| What is being asked |
Down to the last line, restate the listing below exactly.

| Provided information |
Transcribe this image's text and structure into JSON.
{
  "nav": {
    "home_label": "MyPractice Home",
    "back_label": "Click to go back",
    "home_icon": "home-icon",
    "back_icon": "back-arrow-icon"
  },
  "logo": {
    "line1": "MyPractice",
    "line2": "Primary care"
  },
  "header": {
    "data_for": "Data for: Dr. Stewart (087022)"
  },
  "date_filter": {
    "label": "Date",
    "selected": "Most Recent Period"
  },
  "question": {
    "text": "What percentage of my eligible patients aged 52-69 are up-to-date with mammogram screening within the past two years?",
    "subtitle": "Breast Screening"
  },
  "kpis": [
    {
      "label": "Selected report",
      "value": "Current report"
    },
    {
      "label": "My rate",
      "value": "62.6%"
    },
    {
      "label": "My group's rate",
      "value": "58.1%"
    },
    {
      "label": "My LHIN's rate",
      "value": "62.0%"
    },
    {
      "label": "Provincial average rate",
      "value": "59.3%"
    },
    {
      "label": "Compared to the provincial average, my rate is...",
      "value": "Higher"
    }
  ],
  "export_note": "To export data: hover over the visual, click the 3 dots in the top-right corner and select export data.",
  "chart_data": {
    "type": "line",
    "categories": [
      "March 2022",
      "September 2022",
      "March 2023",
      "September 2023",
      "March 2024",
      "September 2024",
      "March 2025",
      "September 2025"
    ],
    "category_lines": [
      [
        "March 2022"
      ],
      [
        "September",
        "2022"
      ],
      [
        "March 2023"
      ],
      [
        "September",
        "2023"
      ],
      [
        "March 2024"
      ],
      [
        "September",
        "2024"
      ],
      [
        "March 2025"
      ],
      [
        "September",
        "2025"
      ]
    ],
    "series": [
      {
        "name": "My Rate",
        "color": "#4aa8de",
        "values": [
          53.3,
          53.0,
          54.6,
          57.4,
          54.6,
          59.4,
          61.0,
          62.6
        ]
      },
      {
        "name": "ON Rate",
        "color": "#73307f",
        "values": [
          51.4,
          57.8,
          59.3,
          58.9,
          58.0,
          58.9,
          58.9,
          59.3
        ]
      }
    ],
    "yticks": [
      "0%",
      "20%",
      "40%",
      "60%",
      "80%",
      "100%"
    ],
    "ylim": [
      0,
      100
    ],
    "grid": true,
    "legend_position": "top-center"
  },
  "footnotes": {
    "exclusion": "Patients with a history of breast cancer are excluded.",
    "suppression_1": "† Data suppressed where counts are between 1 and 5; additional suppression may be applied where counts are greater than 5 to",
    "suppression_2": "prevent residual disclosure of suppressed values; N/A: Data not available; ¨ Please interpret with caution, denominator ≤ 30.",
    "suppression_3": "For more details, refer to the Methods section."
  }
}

| Solution to the exercise |
Transcribe this image's text and structure into JSON.
{
  "nav": {
    "home_label": "MyPractice Home",
    "back_label": "Click to go back",
    "home_icon": "home-icon",
    "back_icon": "back-arrow-icon"
  },
  "logo": {
    "line1": "MyPractice",
    "line2": "Primary care"
  },
  "header": {
    "data_for": "Data for: Dr. Stewart (087022)"
  },
  "date_filter": {
    "label": "Date",
    "selected": "Most Recent Period"
  },
  "question": {
    "text": "What percentage of my eligible patients aged 52-69 are up-to-date with mammogram screening within the past two years?",
    "subtitle": "Breast Screening"
  },
  "kpis": [
    {
      "label": "Selected report",
      "value": "Current report"
    },
    {
      "label": "My rate",
      "value": "62.6%"
    },
    {
      "label": "My group's rate",
      "value": "58.1%"
    },
    {
      "label": "My LHIN's rate",
      "value": "62.0%"
    },
    {
      "label": "Provincial average rate",
      "value": "59.3%"
    },
    {
      "label": "Compared to the provincial average, my rate is...",
      "value": "Higher"
    }
  ],
  "export_note": "To export data: hover over the visual, click the 3 dots in the top-right corner and select export data.",
  "chart_data": {
    "type": "line",
    "categories": [
      "March 2022",
      "September 2022",
      "March 2023",
      "September 2023",
      "March 2024",
      "September 2024",
      "March 2025",
      "September 2025"
    ],
    "category_lines": [
      [
        "March 2022"
      ],
      [
        "September",
        "2022"
      ],
      [
        "March 2023"
      ],
      [
        "September",
        "2023"
      ],
      [
        "March 2024"
      ],
      [
        "September",
        "2024"
      ],
      [
        "March 2025"
      ],
      [
        "September",
        "2025"
      ]
    ],
    "series": [
      {
        "name": "My Rate",
        "color": "#4aa8de",
        "values": [
          53.3,
          53.0,
          54.6,
          57.4,
          54.6,
          59.4,
          61.0,
          62.6
        ]
      },
      {
        "name": "ON Rate",
        "color": "#73307f",
        "values": [
          51.4,
          57.8,
          59.3,
          58.9,
          58.0,
          58.9,
          58.9,
          59.3
        ]
      }
    ],
    "yticks": [
      "0%",
      "20%",
      "40%",
      "60%",
      "80%",
      "100%"
    ],
    "ylim": [
      0,
      100
    ],
    "grid": true,
    "legend_position": "top-center"
  },
  "footnotes": {
    "exclusion": "Patients with a history of breast cancer are excluded.",
    "suppression_1": "† Data suppressed where counts are between 1 and 5; additional suppression may be applied where counts are greater than 5 to",
    "suppression_2": "prevent residual disclosure of suppressed values; N/A: Data not available; ¨ Please interpret with caution, denominator ≤ 30.",
    "suppression_3": "For more details, refer to the Methods section."
  }
}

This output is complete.